TRY IT: Retype all of the listing exactly, with no pictures.

────────

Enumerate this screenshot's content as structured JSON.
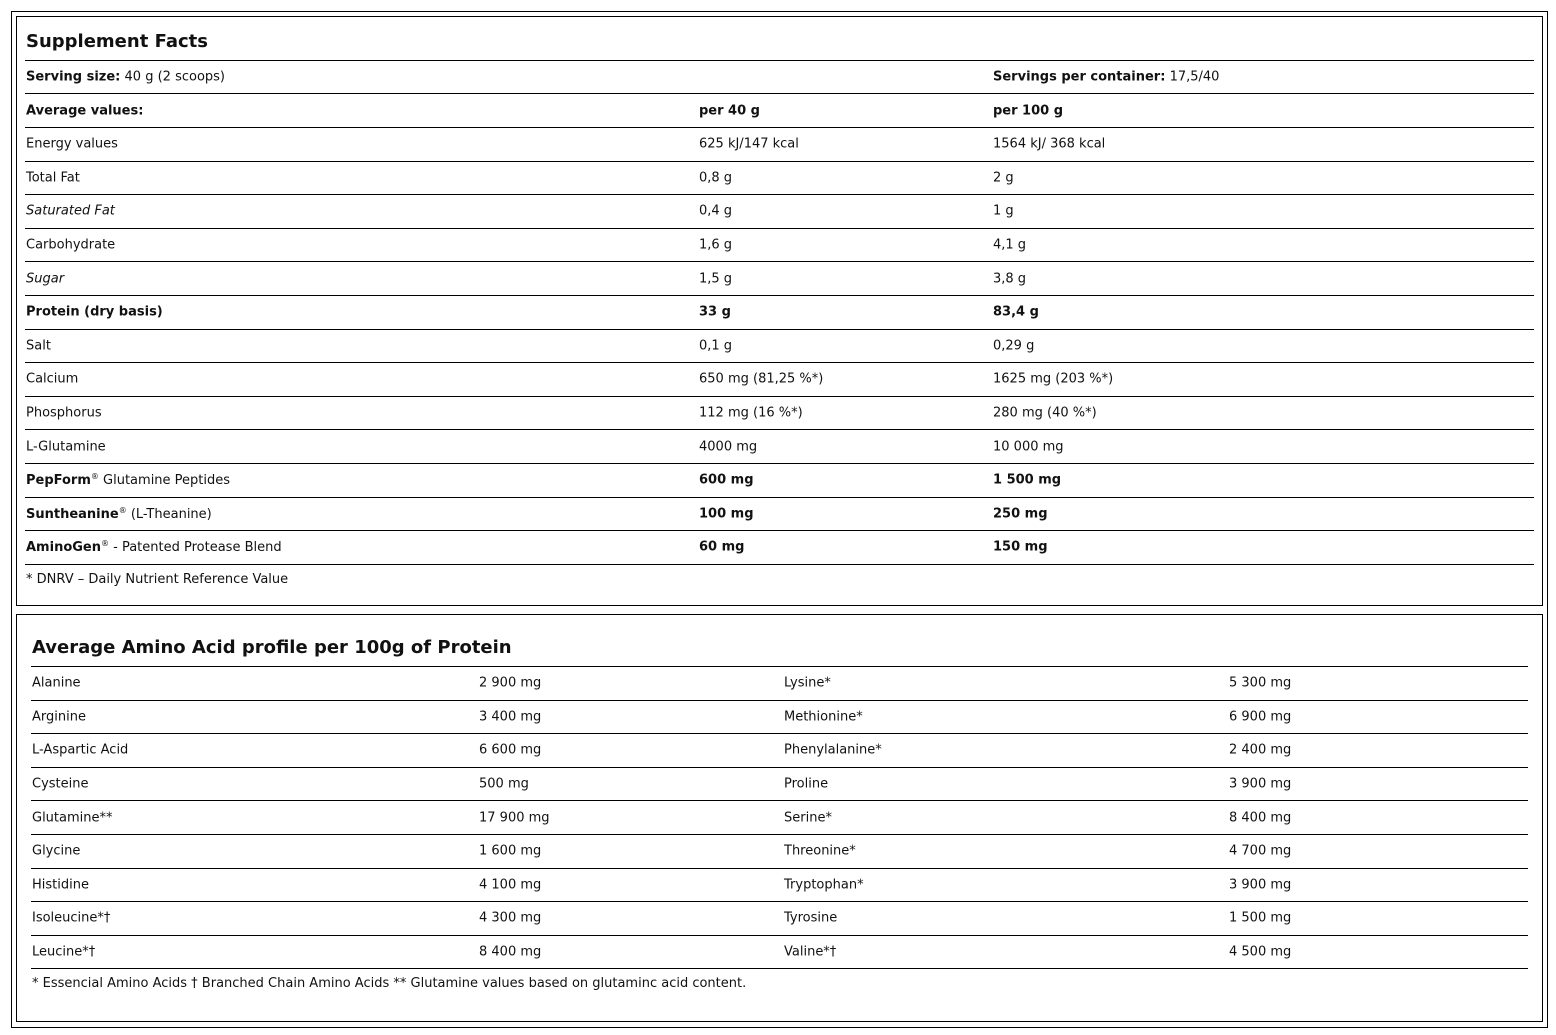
{
  "supplement": {
    "title": "Supplement Facts",
    "serving_size_label": "Serving size:",
    "serving_size_value": "40 g (2 scoops)",
    "servings_label": "Servings per container:",
    "servings_value": "17,5/40",
    "header": {
      "label": "Average values:",
      "col1": "per 40 g",
      "col2": "per 100 g"
    },
    "rows": [
      {
        "name": "Energy values",
        "v1": "625 kJ/147 kcal",
        "v2": "1564 kJ/ 368 kcal",
        "style": ""
      },
      {
        "name": "Total Fat",
        "v1": "0,8 g",
        "v2": "2 g",
        "style": ""
      },
      {
        "name": "Saturated Fat",
        "v1": "0,4 g",
        "v2": "1 g",
        "style": "italic"
      },
      {
        "name": "Carbohydrate",
        "v1": "1,6 g",
        "v2": "4,1 g",
        "style": ""
      },
      {
        "name": "Sugar",
        "v1": "1,5 g",
        "v2": "3,8 g",
        "style": "italic"
      },
      {
        "name": "Protein (dry basis)",
        "v1": "33 g",
        "v2": "83,4 g",
        "style": "bold"
      },
      {
        "name": "Salt",
        "v1": "0,1 g",
        "v2": "0,29 g",
        "style": ""
      },
      {
        "name": "Calcium",
        "v1": "650 mg (81,25 %*)",
        "v2": "1625 mg (203 %*)",
        "style": ""
      },
      {
        "name": "Phosphorus",
        "v1": "112 mg (16 %*)",
        "v2": "280 mg (40 %*)",
        "style": ""
      },
      {
        "name": "L-Glutamine",
        "v1": "4000 mg",
        "v2": "10 000 mg",
        "style": ""
      },
      {
        "brand": "PepForm",
        "mark": "®",
        "name": " Glutamine Peptides",
        "v1": "600 mg",
        "v2": "1 500 mg",
        "style": "brand"
      },
      {
        "brand": "Suntheanine",
        "mark": "®",
        "name": " (L-Theanine)",
        "v1": "100 mg",
        "v2": "250 mg",
        "style": "brand"
      },
      {
        "brand": "AminoGen",
        "mark": "®",
        "name": " - Patented Protease Blend",
        "v1": "60 mg",
        "v2": "150 mg",
        "style": "brand"
      }
    ],
    "footnote": "* DNRV – Daily Nutrient Reference Value"
  },
  "amino": {
    "title": "Average Amino Acid profile per 100g of Protein",
    "rows": [
      [
        "Alanine",
        "2 900 mg",
        "Lysine*",
        "5 300 mg"
      ],
      [
        "Arginine",
        "3 400 mg",
        "Methionine*",
        "6 900 mg"
      ],
      [
        "L-Aspartic Acid",
        "6 600 mg",
        "Phenylalanine*",
        "2 400 mg"
      ],
      [
        "Cysteine",
        "500 mg",
        "Proline",
        "3 900 mg"
      ],
      [
        "Glutamine**",
        "17 900 mg",
        "Serine*",
        "8 400 mg"
      ],
      [
        "Glycine",
        "1 600 mg",
        "Threonine*",
        "4 700 mg"
      ],
      [
        "Histidine",
        "4 100 mg",
        "Tryptophan*",
        "3 900 mg"
      ],
      [
        "Isoleucine*†",
        "4 300 mg",
        "Tyrosine",
        "1 500 mg"
      ],
      [
        "Leucine*†",
        "8 400 mg",
        "Valine*†",
        "4 500 mg"
      ]
    ],
    "footnote": "* Essencial Amino Acids † Branched Chain Amino Acids ** Glutamine values based on glutaminc acid content."
  }
}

────────

WRITTEN REPLY:
Enumerate this screenshot's content as structured JSON.
{
  "supplement": {
    "title": "Supplement Facts",
    "serving_size_label": "Serving size:",
    "serving_size_value": "40 g (2 scoops)",
    "servings_label": "Servings per container:",
    "servings_value": "17,5/40",
    "header": {
      "label": "Average values:",
      "col1": "per 40 g",
      "col2": "per 100 g"
    },
    "rows": [
      {
        "name": "Energy values",
        "v1": "625 kJ/147 kcal",
        "v2": "1564 kJ/ 368 kcal",
        "style": ""
      },
      {
        "name": "Total Fat",
        "v1": "0,8 g",
        "v2": "2 g",
        "style": ""
      },
      {
        "name": "Saturated Fat",
        "v1": "0,4 g",
        "v2": "1 g",
        "style": "italic"
      },
      {
        "name": "Carbohydrate",
        "v1": "1,6 g",
        "v2": "4,1 g",
        "style": ""
      },
      {
        "name": "Sugar",
        "v1": "1,5 g",
        "v2": "3,8 g",
        "style": "italic"
      },
      {
        "name": "Protein (dry basis)",
        "v1": "33 g",
        "v2": "83,4 g",
        "style": "bold"
      },
      {
        "name": "Salt",
        "v1": "0,1 g",
        "v2": "0,29 g",
        "style": ""
      },
      {
        "name": "Calcium",
        "v1": "650 mg (81,25 %*)",
        "v2": "1625 mg (203 %*)",
        "style": ""
      },
      {
        "name": "Phosphorus",
        "v1": "112 mg (16 %*)",
        "v2": "280 mg (40 %*)",
        "style": ""
      },
      {
        "name": "L-Glutamine",
        "v1": "4000 mg",
        "v2": "10 000 mg",
        "style": ""
      },
      {
        "brand": "PepForm",
        "mark": "®",
        "name": " Glutamine Peptides",
        "v1": "600 mg",
        "v2": "1 500 mg",
        "style": "brand"
      },
      {
        "brand": "Suntheanine",
        "mark": "®",
        "name": " (L-Theanine)",
        "v1": "100 mg",
        "v2": "250 mg",
        "style": "brand"
      },
      {
        "brand": "AminoGen",
        "mark": "®",
        "name": " - Patented Protease Blend",
        "v1": "60 mg",
        "v2": "150 mg",
        "style": "brand"
      }
    ],
    "footnote": "* DNRV – Daily Nutrient Reference Value"
  },
  "amino": {
    "title": "Average Amino Acid profile per 100g of Protein",
    "rows": [
      [
        "Alanine",
        "2 900 mg",
        "Lysine*",
        "5 300 mg"
      ],
      [
        "Arginine",
        "3 400 mg",
        "Methionine*",
        "6 900 mg"
      ],
      [
        "L-Aspartic Acid",
        "6 600 mg",
        "Phenylalanine*",
        "2 400 mg"
      ],
      [
        "Cysteine",
        "500 mg",
        "Proline",
        "3 900 mg"
      ],
      [
        "Glutamine**",
        "17 900 mg",
        "Serine*",
        "8 400 mg"
      ],
      [
        "Glycine",
        "1 600 mg",
        "Threonine*",
        "4 700 mg"
      ],
      [
        "Histidine",
        "4 100 mg",
        "Tryptophan*",
        "3 900 mg"
      ],
      [
        "Isoleucine*†",
        "4 300 mg",
        "Tyrosine",
        "1 500 mg"
      ],
      [
        "Leucine*†",
        "8 400 mg",
        "Valine*†",
        "4 500 mg"
      ]
    ],
    "footnote": "* Essencial Amino Acids † Branched Chain Amino Acids ** Glutamine values based on glutaminc acid content."
  }
}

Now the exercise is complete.